GIVEN REQUEST:
Pictures in the records should not be copied, but every other part must be repeated exactly.

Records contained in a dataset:
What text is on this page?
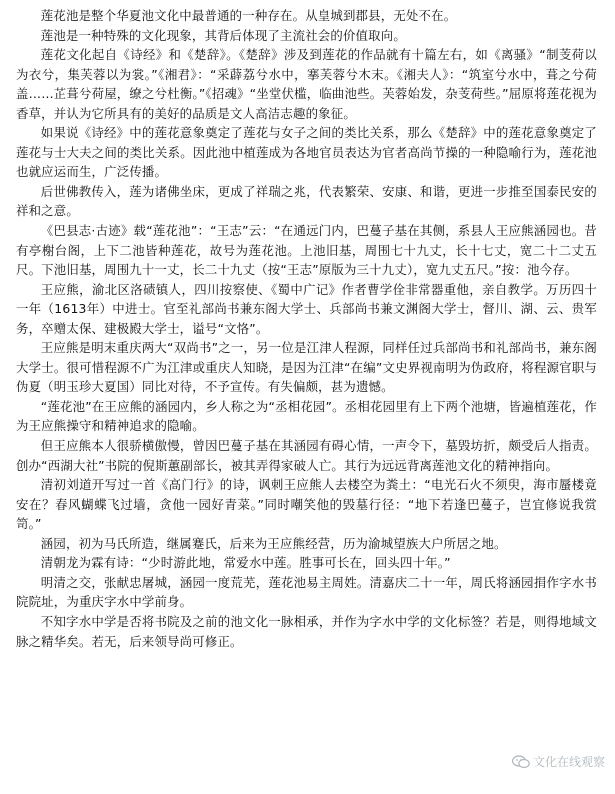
莲花池是整个华夏池文化中最普通的一种存在。从皇城到郡县，无处不在。

莲池是一种特殊的文化现象，其背后体现了主流社会的价值取向。

莲花文化起自《诗经》和《楚辞》。《楚辞》涉及到莲花的作品就有十篇左右，如《离骚》“制芰荷以为衣兮，集芙蓉以为裳。”《湘君》：“采薜荔兮水中，搴芙蓉兮木末。《湘夫人》：“筑室兮水中，葺之兮荷盖……芷葺兮荷屋，缭之兮杜衡。”《招魂》“坐堂伏槛，临曲池些。芙蓉始发，杂芰荷些。”屈原将莲花视为香草，并认为它所具有的美好的品质是文人高洁志趣的象征。

如果说《诗经》中的莲花意象奠定了莲花与女子之间的类比关系，那么《楚辞》中的莲花意象奠定了莲花与士大夫之间的类比关系。因此池中植莲成为各地官员表达为官者高尚节操的一种隐喻行为，莲花池也就应运而生，广泛传播。

后世佛教传入，莲为诸佛坐床，更成了祥瑞之兆，代表繁荣、安康、和谐，更进一步推至国泰民安的祥和之意。

《巴县志·古迹》载“莲花池”：“王志”云：“在通远门内，巴蔓子基在其侧，系县人王应熊涵园也。昔有亭榭台阁，上下二池皆种莲花，故号为莲花池。上池旧基，周围七十九丈，长十七丈，宽二十二丈五尺。下池旧基，周围九十一丈，长二十九丈（按“王志”原版为三十九丈），宽九丈五尺。”按：池今存。

王应熊，渝北区洛碛镇人，四川按察使、《蜀中广记》作者曹学佺非常器重他，亲自教学。万历四十一年（1613年）中进士。官至礼部尚书兼东阁大学士、兵部尚书兼文渊阁大学士，督川、湖、云、贵军务，卒赠太保、建极殿大学士，谥号“文恪”。

王应熊是明末重庆两大“双尚书”之一，另一位是江津人程源，同样任过兵部尚书和礼部尚书，兼东阁大学士。很可惜程源不广为江津或重庆人知晓，是因为江津“在编”文史界视南明为伪政府，将程源官职与伪夏（明玉珍大夏国）同比对待，不予宣传。有失偏颇，甚为遗憾。

“莲花池”在王应熊的涵园内，乡人称之为“丞相花园”。丞相花园里有上下两个池塘，皆遍植莲花，作为王应熊操守和精神追求的隐喻。

但王应熊本人很骄横傲慢，曾因巴蔓子基在其涵园有碍心情，一声令下，墓毁坊折，颇受后人指责。创办“西湖大社”书院的倪斯蕙副部长，被其弄得家破人亡。其行为远远背离莲池文化的精神指向。

清初刘道开写过一首《高门行》的诗，讽刺王应熊人去楼空为粪土：“电光石火不须臾，海市蜃楼竟安在？春风蝴蝶飞过墙，贪他一园好青菜。”同时嘲笑他的毁墓行径：“地下若逢巴蔓子，岂宜修说我赏笥。”

涵园，初为马氏所造，继属蹇氏，后来为王应熊经营，历为渝城望族大户所居之地。

清朝龙为霖有诗：“少时游此地，常爱水中莲。胜事可长在，回头四十年。”

明清之交，张献忠屠城，涵园一度荒芜，莲花池易主周姓。清嘉庆二十一年，周氏将涵园捐作字水书院院址，为重庆字水中学前身。

不知字水中学是否将书院及之前的池文化一脉相承，并作为字水中学的文化标签？若是，则得地域文脉之精华矣。若无，后来领导尚可修正。

文化在线观察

COMPLETED TASK:
What text is on this page?
莲花池是整个华夏池文化中最普通的一种存在。从皇城到郡县，无处不在。

莲池是一种特殊的文化现象，其背后体现了主流社会的价值取向。

莲花文化起自《诗经》和《楚辞》。《楚辞》涉及到莲花的作品就有十篇左右，如《离骚》“制芰荷以为衣兮，集芙蓉以为裳。”《湘君》：“采薜荔兮水中，搴芙蓉兮木末。《湘夫人》：“筑室兮水中，葺之兮荷盖……芷葺兮荷屋，缭之兮杜衡。”《招魂》“坐堂伏槛，临曲池些。芙蓉始发，杂芰荷些。”屈原将莲花视为香草，并认为它所具有的美好的品质是文人高洁志趣的象征。

如果说《诗经》中的莲花意象奠定了莲花与女子之间的类比关系，那么《楚辞》中的莲花意象奠定了莲花与士大夫之间的类比关系。因此池中植莲成为各地官员表达为官者高尚节操的一种隐喻行为，莲花池也就应运而生，广泛传播。

后世佛教传入，莲为诸佛坐床，更成了祥瑞之兆，代表繁荣、安康、和谐，更进一步推至国泰民安的祥和之意。

《巴县志·古迹》载“莲花池”：“王志”云：“在通远门内，巴蔓子基在其侧，系县人王应熊涵园也。昔有亭榭台阁，上下二池皆种莲花，故号为莲花池。上池旧基，周围七十九丈，长十七丈，宽二十二丈五尺。下池旧基，周围九十一丈，长二十九丈（按“王志”原版为三十九丈），宽九丈五尺。”按：池今存。

王应熊，渝北区洛碛镇人，四川按察使、《蜀中广记》作者曹学佺非常器重他，亲自教学。万历四十一年（1613年）中进士。官至礼部尚书兼东阁大学士、兵部尚书兼文渊阁大学士，督川、湖、云、贵军务，卒赠太保、建极殿大学士，谥号“文恪”。

王应熊是明末重庆两大“双尚书”之一，另一位是江津人程源，同样任过兵部尚书和礼部尚书，兼东阁大学士。很可惜程源不广为江津或重庆人知晓，是因为江津“在编”文史界视南明为伪政府，将程源官职与伪夏（明玉珍大夏国）同比对待，不予宣传。有失偏颇，甚为遗憾。

“莲花池”在王应熊的涵园内，乡人称之为“丞相花园”。丞相花园里有上下两个池塘，皆遍植莲花，作为王应熊操守和精神追求的隐喻。

但王应熊本人很骄横傲慢，曾因巴蔓子基在其涵园有碍心情，一声令下，墓毁坊折，颇受后人指责。创办“西湖大社”书院的倪斯蕙副部长，被其弄得家破人亡。其行为远远背离莲池文化的精神指向。

清初刘道开写过一首《高门行》的诗，讽刺王应熊人去楼空为粪土：“电光石火不须臾，海市蜃楼竟安在？春风蝴蝶飞过墙，贪他一园好青菜。”同时嘲笑他的毁墓行径：“地下若逢巴蔓子，岂宜修说我赏笥。”

涵园，初为马氏所造，继属蹇氏，后来为王应熊经营，历为渝城望族大户所居之地。

清朝龙为霖有诗：“少时游此地，常爱水中莲。胜事可长在，回头四十年。”

明清之交，张献忠屠城，涵园一度荒芜，莲花池易主周姓。清嘉庆二十一年，周氏将涵园捐作字水书院院址，为重庆字水中学前身。

不知字水中学是否将书院及之前的池文化一脉相承，并作为字水中学的文化标签？若是，则得地域文脉之精华矣。若无，后来领导尚可修正。

文化在线观察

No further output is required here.